- [Direction]: Identify every line in the records below that contains the word "Antropogenní", and reproduce each one.

- [Dataset rows]:
━━━━━━━━━━━━━━━━━━━━

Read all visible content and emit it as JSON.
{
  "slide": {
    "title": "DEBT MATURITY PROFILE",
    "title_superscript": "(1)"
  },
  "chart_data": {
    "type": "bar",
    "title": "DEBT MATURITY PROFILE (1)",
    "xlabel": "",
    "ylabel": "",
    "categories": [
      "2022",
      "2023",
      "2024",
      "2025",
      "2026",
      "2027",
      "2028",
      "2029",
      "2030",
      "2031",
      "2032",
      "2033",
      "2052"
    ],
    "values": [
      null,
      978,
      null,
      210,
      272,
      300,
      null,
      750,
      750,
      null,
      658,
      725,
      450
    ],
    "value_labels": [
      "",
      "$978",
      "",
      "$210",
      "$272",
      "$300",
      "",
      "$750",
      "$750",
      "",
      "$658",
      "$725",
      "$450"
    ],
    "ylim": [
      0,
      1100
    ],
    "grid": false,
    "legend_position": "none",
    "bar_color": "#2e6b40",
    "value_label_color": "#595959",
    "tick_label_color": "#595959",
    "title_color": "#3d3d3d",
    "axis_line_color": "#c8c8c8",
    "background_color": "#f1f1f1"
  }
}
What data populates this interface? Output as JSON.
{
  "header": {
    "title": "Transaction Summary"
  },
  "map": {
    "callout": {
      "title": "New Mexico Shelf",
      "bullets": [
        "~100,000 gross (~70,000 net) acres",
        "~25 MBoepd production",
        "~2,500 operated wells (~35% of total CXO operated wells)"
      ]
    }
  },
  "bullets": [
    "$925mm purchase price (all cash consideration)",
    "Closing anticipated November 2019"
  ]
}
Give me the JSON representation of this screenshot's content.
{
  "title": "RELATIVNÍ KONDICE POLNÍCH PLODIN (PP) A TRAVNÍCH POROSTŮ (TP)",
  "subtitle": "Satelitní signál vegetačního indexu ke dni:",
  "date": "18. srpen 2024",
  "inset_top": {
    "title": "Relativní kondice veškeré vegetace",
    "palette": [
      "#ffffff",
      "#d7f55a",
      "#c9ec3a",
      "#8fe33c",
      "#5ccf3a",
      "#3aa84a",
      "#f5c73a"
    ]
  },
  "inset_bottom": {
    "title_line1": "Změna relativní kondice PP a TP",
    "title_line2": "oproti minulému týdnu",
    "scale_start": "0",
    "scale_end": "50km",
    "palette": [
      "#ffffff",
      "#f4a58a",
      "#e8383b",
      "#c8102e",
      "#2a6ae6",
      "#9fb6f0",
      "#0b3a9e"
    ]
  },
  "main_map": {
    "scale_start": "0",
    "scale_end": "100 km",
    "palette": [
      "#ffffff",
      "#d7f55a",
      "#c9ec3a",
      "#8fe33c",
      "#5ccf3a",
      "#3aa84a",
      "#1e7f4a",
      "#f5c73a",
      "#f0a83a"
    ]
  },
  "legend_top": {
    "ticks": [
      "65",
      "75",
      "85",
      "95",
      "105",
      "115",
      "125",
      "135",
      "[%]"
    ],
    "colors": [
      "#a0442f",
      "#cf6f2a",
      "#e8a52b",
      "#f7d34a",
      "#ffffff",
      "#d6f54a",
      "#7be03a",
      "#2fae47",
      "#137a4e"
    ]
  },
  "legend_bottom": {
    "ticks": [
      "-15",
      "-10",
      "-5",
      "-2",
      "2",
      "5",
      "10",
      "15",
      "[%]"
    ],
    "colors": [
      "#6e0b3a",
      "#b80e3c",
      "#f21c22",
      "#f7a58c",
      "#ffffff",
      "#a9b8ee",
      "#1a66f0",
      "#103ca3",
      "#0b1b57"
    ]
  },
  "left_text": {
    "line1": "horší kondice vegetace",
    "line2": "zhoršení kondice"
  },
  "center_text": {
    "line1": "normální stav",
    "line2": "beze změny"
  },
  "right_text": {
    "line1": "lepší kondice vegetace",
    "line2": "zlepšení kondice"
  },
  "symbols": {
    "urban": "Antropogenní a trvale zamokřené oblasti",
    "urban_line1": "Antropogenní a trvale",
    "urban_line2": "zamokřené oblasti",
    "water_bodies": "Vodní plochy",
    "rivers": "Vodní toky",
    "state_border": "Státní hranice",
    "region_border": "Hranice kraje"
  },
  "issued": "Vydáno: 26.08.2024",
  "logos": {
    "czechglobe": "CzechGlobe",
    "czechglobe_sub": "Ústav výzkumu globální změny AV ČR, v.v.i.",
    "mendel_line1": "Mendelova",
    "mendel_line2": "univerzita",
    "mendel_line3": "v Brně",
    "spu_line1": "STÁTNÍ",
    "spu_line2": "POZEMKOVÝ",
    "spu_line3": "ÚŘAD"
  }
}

━━━━━━━━━━━━━━━━━━━━

- [Expected output]:
    "urban": "Antropogenní a trvale zamokřené oblasti",
    "urban_line1": "Antropogenní a trvale",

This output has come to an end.